DOCUMENT EXTRACT.
+ + +
Vista sales help Microsoft rake in the cash… for now
By John Lister
Microsoft has recorded its highest ever annual revenues thanks in part to strong Vista sales – but financial analysts are cautious about the firm’s outlook.
Chief financial officer Chris Liddell reported 40 million Vista licences were sold between April and June this year, taking the total to 180 million in the first 18-months of Vista being on sale.
He said that was partly down to strong sales of PCs, the majority of which now come with Vista pre-installed, both to domestic corporate customers and to people in developing countries. The corporate sales are particularly important as its business users who’ve seemed most reluctant to upgrade.
These are the last sales figures which will cover Vista being on sale alongside XP. The big question now is whether Vista sales rise because it’s the only version of Windows on the shelf, or if potential customers really will decide to wait it out for Windows 7.
The firm also reported strong business for Microsoft Office and the range of server products. Overall, Microsoft’s profit for its financial year (which runs from July 2007-June 2008) was $17.7 billion, up from $14.1 billion in the previous year.
The biggest hit came in online business, which lost almost $500 million in three months. That will be particularly disappointing thanks to the close scrutiny which has followed the department since the Yahoo negotiations began. Liddell said this area (which is largely made up of online ad sales) was the most affected by the tough economy. He added “I can’t promise you that you’re going to see a massive turnaround in the short term.”
Despite the increased revenues, analysts warn Microsoft is paying too much attention to long-term investment at the expense of current growth. The firm’s stock actually fell when the results were announced, to the point that some tipsters even advised the stock may be underpriced and thus good value.
Related:






Stumble It!

July 19th, 2008
If you swapped out Microsoft and inserted Apple in the article, the financial press would be peeing themselves in rapture over the god that is Jobs.
+ + +
Stored dataset items.
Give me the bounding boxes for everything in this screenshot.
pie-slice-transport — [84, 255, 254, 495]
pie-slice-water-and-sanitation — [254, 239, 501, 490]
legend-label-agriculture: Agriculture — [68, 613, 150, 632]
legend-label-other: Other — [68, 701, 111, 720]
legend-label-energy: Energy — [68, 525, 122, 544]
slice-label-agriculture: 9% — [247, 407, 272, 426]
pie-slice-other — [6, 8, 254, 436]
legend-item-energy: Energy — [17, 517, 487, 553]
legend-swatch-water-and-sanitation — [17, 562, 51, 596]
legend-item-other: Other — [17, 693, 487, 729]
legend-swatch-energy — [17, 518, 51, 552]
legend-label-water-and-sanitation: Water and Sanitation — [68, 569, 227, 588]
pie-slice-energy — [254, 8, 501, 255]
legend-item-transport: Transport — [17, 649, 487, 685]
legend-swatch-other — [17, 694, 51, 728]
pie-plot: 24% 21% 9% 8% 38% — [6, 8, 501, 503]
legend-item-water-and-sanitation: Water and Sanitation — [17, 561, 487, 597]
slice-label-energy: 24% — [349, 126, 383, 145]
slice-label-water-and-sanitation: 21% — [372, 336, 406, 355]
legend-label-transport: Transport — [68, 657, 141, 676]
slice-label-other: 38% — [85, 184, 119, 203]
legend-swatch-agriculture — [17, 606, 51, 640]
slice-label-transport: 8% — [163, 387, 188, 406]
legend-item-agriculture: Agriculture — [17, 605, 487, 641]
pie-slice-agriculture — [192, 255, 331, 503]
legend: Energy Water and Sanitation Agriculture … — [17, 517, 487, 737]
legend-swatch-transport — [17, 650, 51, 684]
+ + +
STATED EXERCISE 1. Write out the part of the article on Microsoft's Vista sales that begins at the words "These are the" and stops after the words "for Windows 7.".
STATED EXERCISE 2. In the article on Microsoft's Vista sales, rewrite the paragraph beginning "The biggest hit came in online business" as a shorter bulleted list that keeps its main facts.
STATED EXERCISE 3. Extend the article on Microsoft's Vista sales, picking up after its final sentence.

WRITTEN ANSWER 1.
These are the last sales figures which will cover Vista being on sale alongside XP. The big question now is whether Vista sales rise because it’s the only version of Windows on the shelf, or if potential customers really will decide to wait it out for Windows 7.

WRITTEN ANSWER 2.
- Online business took the biggest hit, losing almost $500 million in three months.
- The loss is especially disappointing given the close scrutiny of the department since the Yahoo negotiations began.
- Liddell said this area, largely online ad sales, was the one most affected by the tough economy.
- He said he could not promise a massive turnaround in the short term.

WRITTEN ANSWER 3.
The highest ever annual revenue for a company that has been basically a money printing press for the last decade gets a blog entry that is in the “don’t sweat much for a fat girl” category.
July 20th, 2008
Now, Ken, no-one wants to hear common sense.
As for Apple; who cares?
July 20th, 2008
@Ken, Mark,
Microsoft are really a lot like McDonalds, aren’t they? McDonalds, too, are a highly “successful” company - but their food is rubbish. Amusingly, McDonalds call their franchises “family restaurants”, which parallels Microsoft calling itself a “software vendor” when it is in fact a corrupt monopoly that has been convicted as such in a court of law.
As with McDonalds, the popularity of Microsoft has a lot more to do with the questionable discernment of its customers than it does with the quality of its products.
July 20th, 2008
Hugh,
Nice analogy-not. If Mcdonalds were 90% of the restaurants, supermarkets and grocery stores couldn’t operate without them, then your analogy would make sense.
If Microsoft shutdown tomorrow, life as you know it would be an instantly incredible pain in the ass. There is no operating system that could take up the slack. Not Linux and certainly not OSX. I’m a Linux user myself, but that doesn’t mean I’m blind to reality.
Apple would implode into a smoking ruin if it had to shoulder a small sliver of what MS does every day, Linux less so. Jobs refuses to play in the enterprise for a very good reason and it’s not because he hates cash flow. Any reasonable person can look at this Vista section will see an overwhelmingly negative avalanche of entries.
Look at the Mac and iPhone sections and it’s reversed. I’ve no great love for Microsoft and it’s practices, but when the biggest software company in the world, has it’s biggest annual revenue ever, even after all the well deserved Vista bashing and the article is slanted in a negative way, how can you miss an agenda?
Now back to Mac Daily News.
July 22nd, 2008
Ken,
Yes, I’ll admit that the analogy is not perfect, but then few analogies are
High revenues - even record revenues - don’t necessarily mean that a company is healthy; there are many other factors, for example profitability. Most importantly, one should consider a company’s conduct, and this is where Microsoft falls down - all the money in the world means nothing if a company does not conduct itself in an upright and honourable way. By that measure, Microsoft is a failure; so I think that agenda or not, their accounts are really a peripheral issue in any case.
July 22nd, 2008
Honorable is a matter of degrees. Show me a large company with no lawsuits filed and won against it.
Microsoft is indeed financially healthy by any standard you want to use. After the relentless pounding the press has given them over the last couple of years, the revenue last year would seem to point out how the reality is different from the bloggers perceptions. You want to keep a biased and emotional reaction based on second hand info from actions over a decade old feel free. Apple has settled 2 lawsuits and made restitution in the last year, can you name them?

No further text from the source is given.